Rows from a dataset:
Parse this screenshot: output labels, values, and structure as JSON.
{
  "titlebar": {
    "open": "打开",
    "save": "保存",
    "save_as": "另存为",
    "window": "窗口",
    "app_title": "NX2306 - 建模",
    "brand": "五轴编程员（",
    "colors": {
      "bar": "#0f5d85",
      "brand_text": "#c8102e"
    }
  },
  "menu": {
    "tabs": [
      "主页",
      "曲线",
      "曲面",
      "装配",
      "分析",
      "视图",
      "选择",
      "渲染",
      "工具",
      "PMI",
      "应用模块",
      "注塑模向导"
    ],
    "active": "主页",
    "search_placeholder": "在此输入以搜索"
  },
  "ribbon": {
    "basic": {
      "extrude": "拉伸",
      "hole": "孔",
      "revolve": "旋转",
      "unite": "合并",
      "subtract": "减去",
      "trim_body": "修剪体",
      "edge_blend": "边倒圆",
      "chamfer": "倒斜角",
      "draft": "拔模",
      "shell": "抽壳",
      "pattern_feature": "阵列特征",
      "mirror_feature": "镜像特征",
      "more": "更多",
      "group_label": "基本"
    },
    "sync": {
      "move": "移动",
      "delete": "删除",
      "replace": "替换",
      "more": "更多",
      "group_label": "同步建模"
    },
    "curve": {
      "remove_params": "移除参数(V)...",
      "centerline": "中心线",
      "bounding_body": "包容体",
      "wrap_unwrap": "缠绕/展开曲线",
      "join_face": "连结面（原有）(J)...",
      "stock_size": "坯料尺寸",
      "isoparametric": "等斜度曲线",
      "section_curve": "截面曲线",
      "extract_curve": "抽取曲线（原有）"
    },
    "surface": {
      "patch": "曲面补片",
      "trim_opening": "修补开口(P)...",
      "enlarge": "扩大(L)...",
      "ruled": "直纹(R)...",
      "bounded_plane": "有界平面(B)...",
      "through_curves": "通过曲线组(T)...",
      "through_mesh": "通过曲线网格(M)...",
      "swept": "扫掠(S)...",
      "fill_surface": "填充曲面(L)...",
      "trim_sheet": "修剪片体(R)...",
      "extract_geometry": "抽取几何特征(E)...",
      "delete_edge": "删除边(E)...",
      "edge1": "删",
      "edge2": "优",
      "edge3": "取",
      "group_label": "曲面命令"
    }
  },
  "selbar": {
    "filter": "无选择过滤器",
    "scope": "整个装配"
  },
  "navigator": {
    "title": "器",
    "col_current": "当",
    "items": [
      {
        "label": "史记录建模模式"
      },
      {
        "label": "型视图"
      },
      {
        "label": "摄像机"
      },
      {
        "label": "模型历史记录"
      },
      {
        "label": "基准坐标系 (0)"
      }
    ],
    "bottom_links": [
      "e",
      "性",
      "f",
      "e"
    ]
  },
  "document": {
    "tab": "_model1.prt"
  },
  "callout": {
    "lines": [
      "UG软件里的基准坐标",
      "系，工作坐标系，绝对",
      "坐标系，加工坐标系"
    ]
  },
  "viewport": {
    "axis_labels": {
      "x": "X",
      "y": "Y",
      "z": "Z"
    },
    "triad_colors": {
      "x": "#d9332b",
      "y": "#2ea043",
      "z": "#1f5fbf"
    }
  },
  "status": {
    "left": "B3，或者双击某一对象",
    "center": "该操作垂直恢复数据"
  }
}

> [What to do] Transcribe the whole listing with nothing added or left out.

> [Full output]
Parse this screenshot: output labels, values, and structure as JSON.
{
  "titlebar": {
    "open": "打开",
    "save": "保存",
    "save_as": "另存为",
    "window": "窗口",
    "app_title": "NX2306 - 建模",
    "brand": "五轴编程员（",
    "colors": {
      "bar": "#0f5d85",
      "brand_text": "#c8102e"
    }
  },
  "menu": {
    "tabs": [
      "主页",
      "曲线",
      "曲面",
      "装配",
      "分析",
      "视图",
      "选择",
      "渲染",
      "工具",
      "PMI",
      "应用模块",
      "注塑模向导"
    ],
    "active": "主页",
    "search_placeholder": "在此输入以搜索"
  },
  "ribbon": {
    "basic": {
      "extrude": "拉伸",
      "hole": "孔",
      "revolve": "旋转",
      "unite": "合并",
      "subtract": "减去",
      "trim_body": "修剪体",
      "edge_blend": "边倒圆",
      "chamfer": "倒斜角",
      "draft": "拔模",
      "shell": "抽壳",
      "pattern_feature": "阵列特征",
      "mirror_feature": "镜像特征",
      "more": "更多",
      "group_label": "基本"
    },
    "sync": {
      "move": "移动",
      "delete": "删除",
      "replace": "替换",
      "more": "更多",
      "group_label": "同步建模"
    },
    "curve": {
      "remove_params": "移除参数(V)...",
      "centerline": "中心线",
      "bounding_body": "包容体",
      "wrap_unwrap": "缠绕/展开曲线",
      "join_face": "连结面（原有）(J)...",
      "stock_size": "坯料尺寸",
      "isoparametric": "等斜度曲线",
      "section_curve": "截面曲线",
      "extract_curve": "抽取曲线（原有）"
    },
    "surface": {
      "patch": "曲面补片",
      "trim_opening": "修补开口(P)...",
      "enlarge": "扩大(L)...",
      "ruled": "直纹(R)...",
      "bounded_plane": "有界平面(B)...",
      "through_curves": "通过曲线组(T)...",
      "through_mesh": "通过曲线网格(M)...",
      "swept": "扫掠(S)...",
      "fill_surface": "填充曲面(L)...",
      "trim_sheet": "修剪片体(R)...",
      "extract_geometry": "抽取几何特征(E)...",
      "delete_edge": "删除边(E)...",
      "edge1": "删",
      "edge2": "优",
      "edge3": "取",
      "group_label": "曲面命令"
    }
  },
  "selbar": {
    "filter": "无选择过滤器",
    "scope": "整个装配"
  },
  "navigator": {
    "title": "器",
    "col_current": "当",
    "items": [
      {
        "label": "史记录建模模式"
      },
      {
        "label": "型视图"
      },
      {
        "label": "摄像机"
      },
      {
        "label": "模型历史记录"
      },
      {
        "label": "基准坐标系 (0)"
      }
    ],
    "bottom_links": [
      "e",
      "性",
      "f",
      "e"
    ]
  },
  "document": {
    "tab": "_model1.prt"
  },
  "callout": {
    "lines": [
      "UG软件里的基准坐标",
      "系，工作坐标系，绝对",
      "坐标系，加工坐标系"
    ]
  },
  "viewport": {
    "axis_labels": {
      "x": "X",
      "y": "Y",
      "z": "Z"
    },
    "triad_colors": {
      "x": "#d9332b",
      "y": "#2ea043",
      "z": "#1f5fbf"
    }
  },
  "status": {
    "left": "B3，或者双击某一对象",
    "center": "该操作垂直恢复数据"
  }
}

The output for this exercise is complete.